*Set exercise*. Will you give the material below again, every line exactly as it is?

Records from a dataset
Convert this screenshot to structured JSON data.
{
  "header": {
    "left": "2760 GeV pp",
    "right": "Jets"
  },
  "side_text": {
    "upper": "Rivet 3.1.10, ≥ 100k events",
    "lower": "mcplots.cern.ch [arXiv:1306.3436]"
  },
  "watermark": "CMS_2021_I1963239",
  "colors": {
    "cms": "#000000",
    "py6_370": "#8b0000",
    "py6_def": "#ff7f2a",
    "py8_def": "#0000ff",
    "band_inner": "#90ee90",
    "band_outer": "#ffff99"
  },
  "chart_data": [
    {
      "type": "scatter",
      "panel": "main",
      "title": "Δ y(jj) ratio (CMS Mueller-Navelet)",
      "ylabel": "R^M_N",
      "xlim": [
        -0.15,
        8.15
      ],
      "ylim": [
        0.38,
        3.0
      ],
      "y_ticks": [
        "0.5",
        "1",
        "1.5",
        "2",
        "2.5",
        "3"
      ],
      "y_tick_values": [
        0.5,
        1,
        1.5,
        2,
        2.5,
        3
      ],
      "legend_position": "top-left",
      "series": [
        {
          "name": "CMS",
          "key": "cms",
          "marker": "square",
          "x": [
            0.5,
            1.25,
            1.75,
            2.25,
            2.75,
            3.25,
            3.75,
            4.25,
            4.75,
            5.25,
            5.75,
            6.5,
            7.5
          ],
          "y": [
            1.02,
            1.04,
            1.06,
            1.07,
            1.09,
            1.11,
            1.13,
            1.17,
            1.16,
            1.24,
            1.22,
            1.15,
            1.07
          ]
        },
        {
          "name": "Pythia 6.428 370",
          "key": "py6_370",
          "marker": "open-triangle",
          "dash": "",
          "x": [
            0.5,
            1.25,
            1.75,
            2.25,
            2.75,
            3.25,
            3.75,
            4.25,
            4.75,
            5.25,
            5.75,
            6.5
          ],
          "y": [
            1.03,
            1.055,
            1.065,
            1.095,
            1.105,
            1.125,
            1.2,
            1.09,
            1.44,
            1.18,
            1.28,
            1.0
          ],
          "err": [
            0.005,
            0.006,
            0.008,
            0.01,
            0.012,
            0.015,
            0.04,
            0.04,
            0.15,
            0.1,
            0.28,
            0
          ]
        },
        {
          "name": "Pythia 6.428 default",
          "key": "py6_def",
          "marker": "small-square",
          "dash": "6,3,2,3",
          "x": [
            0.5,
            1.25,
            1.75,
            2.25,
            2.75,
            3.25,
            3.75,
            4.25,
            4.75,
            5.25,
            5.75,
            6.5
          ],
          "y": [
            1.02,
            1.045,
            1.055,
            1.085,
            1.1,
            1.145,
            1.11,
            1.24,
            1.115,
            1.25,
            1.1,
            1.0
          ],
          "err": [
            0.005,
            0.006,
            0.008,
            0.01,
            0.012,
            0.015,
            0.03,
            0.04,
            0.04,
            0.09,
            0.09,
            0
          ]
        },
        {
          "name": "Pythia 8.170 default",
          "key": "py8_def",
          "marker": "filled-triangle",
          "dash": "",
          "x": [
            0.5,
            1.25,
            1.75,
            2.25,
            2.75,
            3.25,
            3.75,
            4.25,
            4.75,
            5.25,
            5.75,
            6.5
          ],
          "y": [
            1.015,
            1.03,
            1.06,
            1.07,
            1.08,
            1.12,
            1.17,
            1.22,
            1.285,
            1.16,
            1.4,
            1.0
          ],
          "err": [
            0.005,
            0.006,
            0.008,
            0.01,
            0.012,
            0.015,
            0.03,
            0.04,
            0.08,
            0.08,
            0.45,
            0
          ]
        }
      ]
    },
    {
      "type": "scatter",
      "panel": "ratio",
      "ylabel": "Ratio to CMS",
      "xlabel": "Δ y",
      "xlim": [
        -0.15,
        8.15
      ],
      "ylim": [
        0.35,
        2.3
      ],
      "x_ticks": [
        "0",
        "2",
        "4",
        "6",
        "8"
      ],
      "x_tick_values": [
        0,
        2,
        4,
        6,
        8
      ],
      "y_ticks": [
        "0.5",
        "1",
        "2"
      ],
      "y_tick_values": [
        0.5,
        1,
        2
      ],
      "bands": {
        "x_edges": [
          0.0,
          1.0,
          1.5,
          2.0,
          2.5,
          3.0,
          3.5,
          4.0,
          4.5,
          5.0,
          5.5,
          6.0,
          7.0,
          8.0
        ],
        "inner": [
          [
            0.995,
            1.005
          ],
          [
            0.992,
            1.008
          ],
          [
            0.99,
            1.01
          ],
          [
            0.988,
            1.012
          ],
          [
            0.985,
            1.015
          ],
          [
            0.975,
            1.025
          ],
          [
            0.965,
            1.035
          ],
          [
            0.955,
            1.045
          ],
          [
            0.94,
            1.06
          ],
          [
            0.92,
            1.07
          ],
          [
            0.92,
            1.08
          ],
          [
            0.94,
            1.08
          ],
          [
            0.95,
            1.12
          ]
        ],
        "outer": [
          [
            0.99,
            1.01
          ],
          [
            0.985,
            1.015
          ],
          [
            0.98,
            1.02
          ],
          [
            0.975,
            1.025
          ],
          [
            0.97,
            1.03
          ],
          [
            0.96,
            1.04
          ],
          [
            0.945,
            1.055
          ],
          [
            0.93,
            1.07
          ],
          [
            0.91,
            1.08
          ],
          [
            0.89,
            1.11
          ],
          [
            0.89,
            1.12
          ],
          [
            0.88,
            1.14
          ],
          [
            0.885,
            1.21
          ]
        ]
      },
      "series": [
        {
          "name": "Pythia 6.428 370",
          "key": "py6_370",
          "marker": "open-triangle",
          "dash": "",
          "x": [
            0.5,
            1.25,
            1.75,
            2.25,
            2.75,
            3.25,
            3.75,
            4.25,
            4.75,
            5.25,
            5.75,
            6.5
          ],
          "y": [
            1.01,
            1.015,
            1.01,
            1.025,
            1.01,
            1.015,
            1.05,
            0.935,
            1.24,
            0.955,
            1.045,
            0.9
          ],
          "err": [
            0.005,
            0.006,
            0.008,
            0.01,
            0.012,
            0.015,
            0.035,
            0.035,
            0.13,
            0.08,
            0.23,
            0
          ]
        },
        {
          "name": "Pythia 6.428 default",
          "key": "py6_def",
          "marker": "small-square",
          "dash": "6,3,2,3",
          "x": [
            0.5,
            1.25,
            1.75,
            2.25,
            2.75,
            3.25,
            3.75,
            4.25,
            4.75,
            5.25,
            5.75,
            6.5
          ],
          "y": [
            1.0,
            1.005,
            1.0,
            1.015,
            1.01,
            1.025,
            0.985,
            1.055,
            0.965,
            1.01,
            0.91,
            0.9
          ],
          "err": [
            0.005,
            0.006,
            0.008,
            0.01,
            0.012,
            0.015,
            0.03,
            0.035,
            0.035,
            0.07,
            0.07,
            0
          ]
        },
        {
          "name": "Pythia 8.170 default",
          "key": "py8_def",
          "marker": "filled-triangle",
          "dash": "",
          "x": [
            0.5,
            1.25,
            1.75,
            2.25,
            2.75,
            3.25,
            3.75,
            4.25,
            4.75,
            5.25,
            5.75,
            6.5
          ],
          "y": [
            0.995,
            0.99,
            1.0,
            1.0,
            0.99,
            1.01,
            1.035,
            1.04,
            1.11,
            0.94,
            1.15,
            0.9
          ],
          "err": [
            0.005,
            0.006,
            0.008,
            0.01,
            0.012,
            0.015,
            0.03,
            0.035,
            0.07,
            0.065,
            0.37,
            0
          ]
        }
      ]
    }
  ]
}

*Output*.
Convert this screenshot to structured JSON data.
{
  "header": {
    "left": "2760 GeV pp",
    "right": "Jets"
  },
  "side_text": {
    "upper": "Rivet 3.1.10, ≥ 100k events",
    "lower": "mcplots.cern.ch [arXiv:1306.3436]"
  },
  "watermark": "CMS_2021_I1963239",
  "colors": {
    "cms": "#000000",
    "py6_370": "#8b0000",
    "py6_def": "#ff7f2a",
    "py8_def": "#0000ff",
    "band_inner": "#90ee90",
    "band_outer": "#ffff99"
  },
  "chart_data": [
    {
      "type": "scatter",
      "panel": "main",
      "title": "Δ y(jj) ratio (CMS Mueller-Navelet)",
      "ylabel": "R^M_N",
      "xlim": [
        -0.15,
        8.15
      ],
      "ylim": [
        0.38,
        3.0
      ],
      "y_ticks": [
        "0.5",
        "1",
        "1.5",
        "2",
        "2.5",
        "3"
      ],
      "y_tick_values": [
        0.5,
        1,
        1.5,
        2,
        2.5,
        3
      ],
      "legend_position": "top-left",
      "series": [
        {
          "name": "CMS",
          "key": "cms",
          "marker": "square",
          "x": [
            0.5,
            1.25,
            1.75,
            2.25,
            2.75,
            3.25,
            3.75,
            4.25,
            4.75,
            5.25,
            5.75,
            6.5,
            7.5
          ],
          "y": [
            1.02,
            1.04,
            1.06,
            1.07,
            1.09,
            1.11,
            1.13,
            1.17,
            1.16,
            1.24,
            1.22,
            1.15,
            1.07
          ]
        },
        {
          "name": "Pythia 6.428 370",
          "key": "py6_370",
          "marker": "open-triangle",
          "dash": "",
          "x": [
            0.5,
            1.25,
            1.75,
            2.25,
            2.75,
            3.25,
            3.75,
            4.25,
            4.75,
            5.25,
            5.75,
            6.5
          ],
          "y": [
            1.03,
            1.055,
            1.065,
            1.095,
            1.105,
            1.125,
            1.2,
            1.09,
            1.44,
            1.18,
            1.28,
            1.0
          ],
          "err": [
            0.005,
            0.006,
            0.008,
            0.01,
            0.012,
            0.015,
            0.04,
            0.04,
            0.15,
            0.1,
            0.28,
            0
          ]
        },
        {
          "name": "Pythia 6.428 default",
          "key": "py6_def",
          "marker": "small-square",
          "dash": "6,3,2,3",
          "x": [
            0.5,
            1.25,
            1.75,
            2.25,
            2.75,
            3.25,
            3.75,
            4.25,
            4.75,
            5.25,
            5.75,
            6.5
          ],
          "y": [
            1.02,
            1.045,
            1.055,
            1.085,
            1.1,
            1.145,
            1.11,
            1.24,
            1.115,
            1.25,
            1.1,
            1.0
          ],
          "err": [
            0.005,
            0.006,
            0.008,
            0.01,
            0.012,
            0.015,
            0.03,
            0.04,
            0.04,
            0.09,
            0.09,
            0
          ]
        },
        {
          "name": "Pythia 8.170 default",
          "key": "py8_def",
          "marker": "filled-triangle",
          "dash": "",
          "x": [
            0.5,
            1.25,
            1.75,
            2.25,
            2.75,
            3.25,
            3.75,
            4.25,
            4.75,
            5.25,
            5.75,
            6.5
          ],
          "y": [
            1.015,
            1.03,
            1.06,
            1.07,
            1.08,
            1.12,
            1.17,
            1.22,
            1.285,
            1.16,
            1.4,
            1.0
          ],
          "err": [
            0.005,
            0.006,
            0.008,
            0.01,
            0.012,
            0.015,
            0.03,
            0.04,
            0.08,
            0.08,
            0.45,
            0
          ]
        }
      ]
    },
    {
      "type": "scatter",
      "panel": "ratio",
      "ylabel": "Ratio to CMS",
      "xlabel": "Δ y",
      "xlim": [
        -0.15,
        8.15
      ],
      "ylim": [
        0.35,
        2.3
      ],
      "x_ticks": [
        "0",
        "2",
        "4",
        "6",
        "8"
      ],
      "x_tick_values": [
        0,
        2,
        4,
        6,
        8
      ],
      "y_ticks": [
        "0.5",
        "1",
        "2"
      ],
      "y_tick_values": [
        0.5,
        1,
        2
      ],
      "bands": {
        "x_edges": [
          0.0,
          1.0,
          1.5,
          2.0,
          2.5,
          3.0,
          3.5,
          4.0,
          4.5,
          5.0,
          5.5,
          6.0,
          7.0,
          8.0
        ],
        "inner": [
          [
            0.995,
            1.005
          ],
          [
            0.992,
            1.008
          ],
          [
            0.99,
            1.01
          ],
          [
            0.988,
            1.012
          ],
          [
            0.985,
            1.015
          ],
          [
            0.975,
            1.025
          ],
          [
            0.965,
            1.035
          ],
          [
            0.955,
            1.045
          ],
          [
            0.94,
            1.06
          ],
          [
            0.92,
            1.07
          ],
          [
            0.92,
            1.08
          ],
          [
            0.94,
            1.08
          ],
          [
            0.95,
            1.12
          ]
        ],
        "outer": [
          [
            0.99,
            1.01
          ],
          [
            0.985,
            1.015
          ],
          [
            0.98,
            1.02
          ],
          [
            0.975,
            1.025
          ],
          [
            0.97,
            1.03
          ],
          [
            0.96,
            1.04
          ],
          [
            0.945,
            1.055
          ],
          [
            0.93,
            1.07
          ],
          [
            0.91,
            1.08
          ],
          [
            0.89,
            1.11
          ],
          [
            0.89,
            1.12
          ],
          [
            0.88,
            1.14
          ],
          [
            0.885,
            1.21
          ]
        ]
      },
      "series": [
        {
          "name": "Pythia 6.428 370",
          "key": "py6_370",
          "marker": "open-triangle",
          "dash": "",
          "x": [
            0.5,
            1.25,
            1.75,
            2.25,
            2.75,
            3.25,
            3.75,
            4.25,
            4.75,
            5.25,
            5.75,
            6.5
          ],
          "y": [
            1.01,
            1.015,
            1.01,
            1.025,
            1.01,
            1.015,
            1.05,
            0.935,
            1.24,
            0.955,
            1.045,
            0.9
          ],
          "err": [
            0.005,
            0.006,
            0.008,
            0.01,
            0.012,
            0.015,
            0.035,
            0.035,
            0.13,
            0.08,
            0.23,
            0
          ]
        },
        {
          "name": "Pythia 6.428 default",
          "key": "py6_def",
          "marker": "small-square",
          "dash": "6,3,2,3",
          "x": [
            0.5,
            1.25,
            1.75,
            2.25,
            2.75,
            3.25,
            3.75,
            4.25,
            4.75,
            5.25,
            5.75,
            6.5
          ],
          "y": [
            1.0,
            1.005,
            1.0,
            1.015,
            1.01,
            1.025,
            0.985,
            1.055,
            0.965,
            1.01,
            0.91,
            0.9
          ],
          "err": [
            0.005,
            0.006,
            0.008,
            0.01,
            0.012,
            0.015,
            0.03,
            0.035,
            0.035,
            0.07,
            0.07,
            0
          ]
        },
        {
          "name": "Pythia 8.170 default",
          "key": "py8_def",
          "marker": "filled-triangle",
          "dash": "",
          "x": [
            0.5,
            1.25,
            1.75,
            2.25,
            2.75,
            3.25,
            3.75,
            4.25,
            4.75,
            5.25,
            5.75,
            6.5
          ],
          "y": [
            0.995,
            0.99,
            1.0,
            1.0,
            0.99,
            1.01,
            1.035,
            1.04,
            1.11,
            0.94,
            1.15,
            0.9
          ],
          "err": [
            0.005,
            0.006,
            0.008,
            0.01,
            0.012,
            0.015,
            0.03,
            0.035,
            0.07,
            0.065,
            0.37,
            0
          ]
        }
      ]
    }
  ]
}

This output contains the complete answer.